• [What is required]
Your task is to transcribe all of the records exactly and leave out the pictures.

Extracted records
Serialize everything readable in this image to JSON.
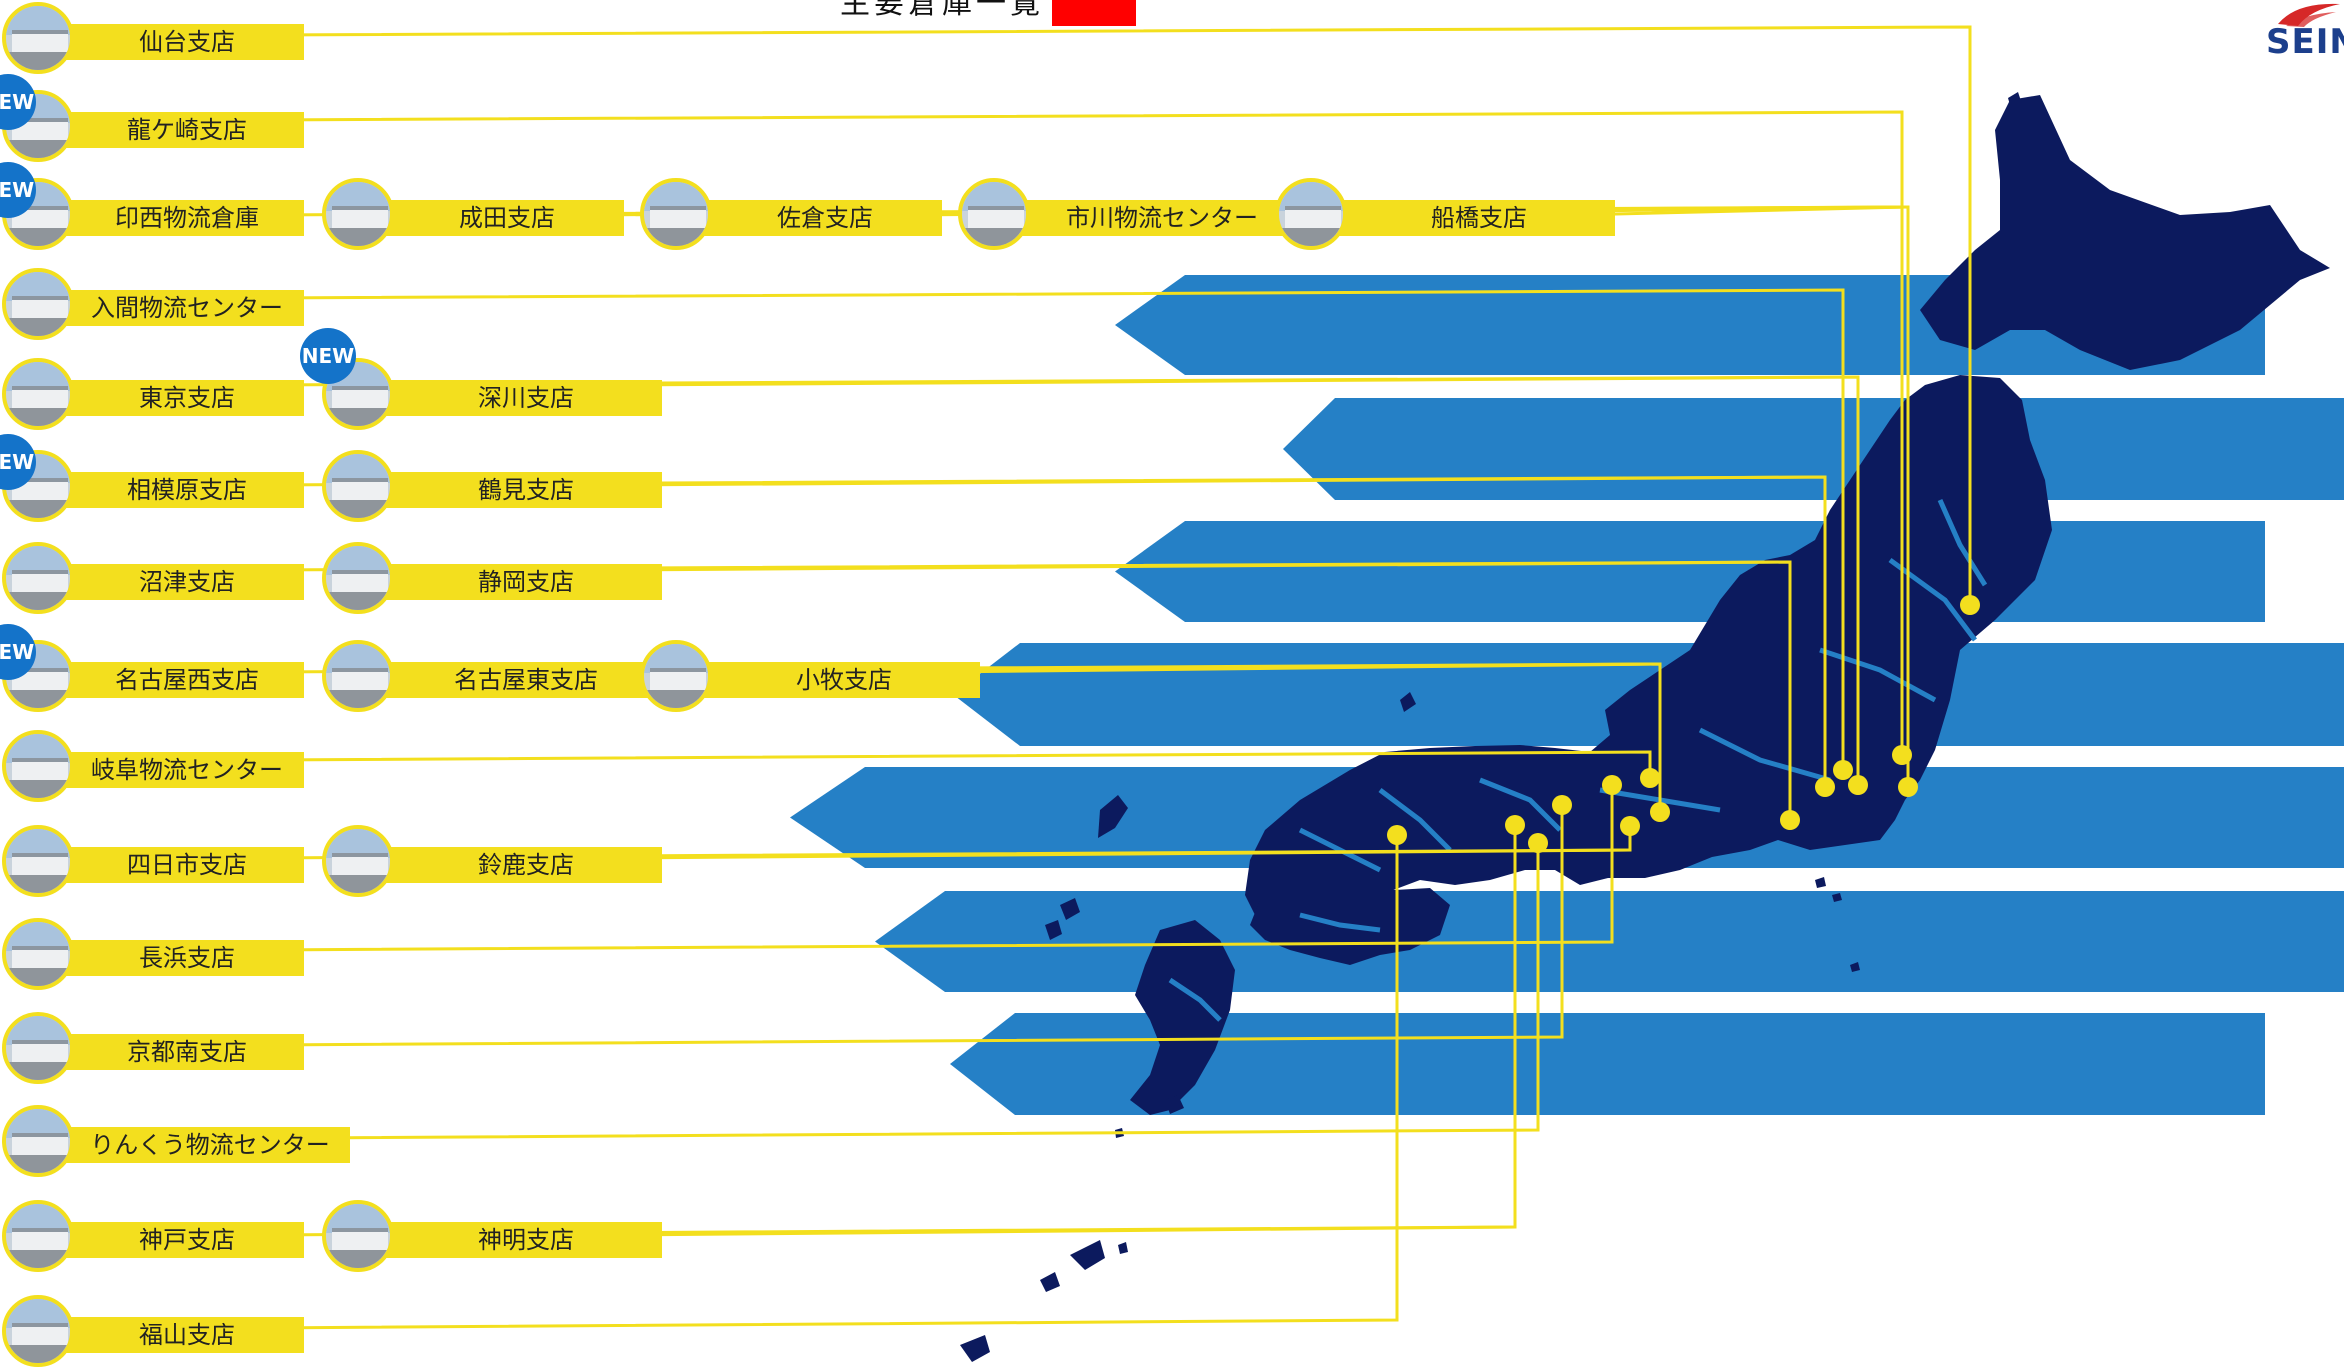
{
  "title": "主要倉庫一覧",
  "logo_text": "SEIN",
  "new_badge": "NEW",
  "colors": {
    "band": "#2580c6",
    "land": "#0c1a5e",
    "label_bar": "#f3df1e",
    "new_badge": "#1473c9",
    "title_mark": "#ff0000",
    "logo": "#1c3f8c"
  },
  "branches": [
    {
      "id": "sendai",
      "name": "仙台支店",
      "new": false
    },
    {
      "id": "ryugasaki",
      "name": "龍ケ崎支店",
      "new": true
    },
    {
      "id": "inzai",
      "name": "印西物流倉庫",
      "new": true
    },
    {
      "id": "narita",
      "name": "成田支店",
      "new": false
    },
    {
      "id": "sakura",
      "name": "佐倉支店",
      "new": false
    },
    {
      "id": "ichikawa",
      "name": "市川物流センター",
      "new": false
    },
    {
      "id": "funabashi",
      "name": "船橋支店",
      "new": false
    },
    {
      "id": "iruma",
      "name": "入間物流センター",
      "new": false
    },
    {
      "id": "tokyo",
      "name": "東京支店",
      "new": false
    },
    {
      "id": "fukagawa",
      "name": "深川支店",
      "new": true
    },
    {
      "id": "sagamihara",
      "name": "相模原支店",
      "new": true
    },
    {
      "id": "tsurumi",
      "name": "鶴見支店",
      "new": false
    },
    {
      "id": "numazu",
      "name": "沼津支店",
      "new": false
    },
    {
      "id": "shizuoka",
      "name": "静岡支店",
      "new": false
    },
    {
      "id": "nagoya-nishi",
      "name": "名古屋西支店",
      "new": true
    },
    {
      "id": "nagoya-higashi",
      "name": "名古屋東支店",
      "new": false
    },
    {
      "id": "komaki",
      "name": "小牧支店",
      "new": false
    },
    {
      "id": "gifu",
      "name": "岐阜物流センター",
      "new": false
    },
    {
      "id": "yokkaichi",
      "name": "四日市支店",
      "new": false
    },
    {
      "id": "suzuka",
      "name": "鈴鹿支店",
      "new": false
    },
    {
      "id": "nagahama",
      "name": "長浜支店",
      "new": false
    },
    {
      "id": "kyoto-minami",
      "name": "京都南支店",
      "new": false
    },
    {
      "id": "rinku",
      "name": "りんくう物流センター",
      "new": false
    },
    {
      "id": "kobe",
      "name": "神戸支店",
      "new": false
    },
    {
      "id": "shinmei",
      "name": "神明支店",
      "new": false
    },
    {
      "id": "fukuyama",
      "name": "福山支店",
      "new": false
    }
  ]
}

• [Written answer]
Serialize everything readable in this image to JSON.
{
  "title": "主要倉庫一覧",
  "logo_text": "SEIN",
  "new_badge": "NEW",
  "colors": {
    "band": "#2580c6",
    "land": "#0c1a5e",
    "label_bar": "#f3df1e",
    "new_badge": "#1473c9",
    "title_mark": "#ff0000",
    "logo": "#1c3f8c"
  },
  "branches": [
    {
      "id": "sendai",
      "name": "仙台支店",
      "new": false
    },
    {
      "id": "ryugasaki",
      "name": "龍ケ崎支店",
      "new": true
    },
    {
      "id": "inzai",
      "name": "印西物流倉庫",
      "new": true
    },
    {
      "id": "narita",
      "name": "成田支店",
      "new": false
    },
    {
      "id": "sakura",
      "name": "佐倉支店",
      "new": false
    },
    {
      "id": "ichikawa",
      "name": "市川物流センター",
      "new": false
    },
    {
      "id": "funabashi",
      "name": "船橋支店",
      "new": false
    },
    {
      "id": "iruma",
      "name": "入間物流センター",
      "new": false
    },
    {
      "id": "tokyo",
      "name": "東京支店",
      "new": false
    },
    {
      "id": "fukagawa",
      "name": "深川支店",
      "new": true
    },
    {
      "id": "sagamihara",
      "name": "相模原支店",
      "new": true
    },
    {
      "id": "tsurumi",
      "name": "鶴見支店",
      "new": false
    },
    {
      "id": "numazu",
      "name": "沼津支店",
      "new": false
    },
    {
      "id": "shizuoka",
      "name": "静岡支店",
      "new": false
    },
    {
      "id": "nagoya-nishi",
      "name": "名古屋西支店",
      "new": true
    },
    {
      "id": "nagoya-higashi",
      "name": "名古屋東支店",
      "new": false
    },
    {
      "id": "komaki",
      "name": "小牧支店",
      "new": false
    },
    {
      "id": "gifu",
      "name": "岐阜物流センター",
      "new": false
    },
    {
      "id": "yokkaichi",
      "name": "四日市支店",
      "new": false
    },
    {
      "id": "suzuka",
      "name": "鈴鹿支店",
      "new": false
    },
    {
      "id": "nagahama",
      "name": "長浜支店",
      "new": false
    },
    {
      "id": "kyoto-minami",
      "name": "京都南支店",
      "new": false
    },
    {
      "id": "rinku",
      "name": "りんくう物流センター",
      "new": false
    },
    {
      "id": "kobe",
      "name": "神戸支店",
      "new": false
    },
    {
      "id": "shinmei",
      "name": "神明支店",
      "new": false
    },
    {
      "id": "fukuyama",
      "name": "福山支店",
      "new": false
    }
  ]
}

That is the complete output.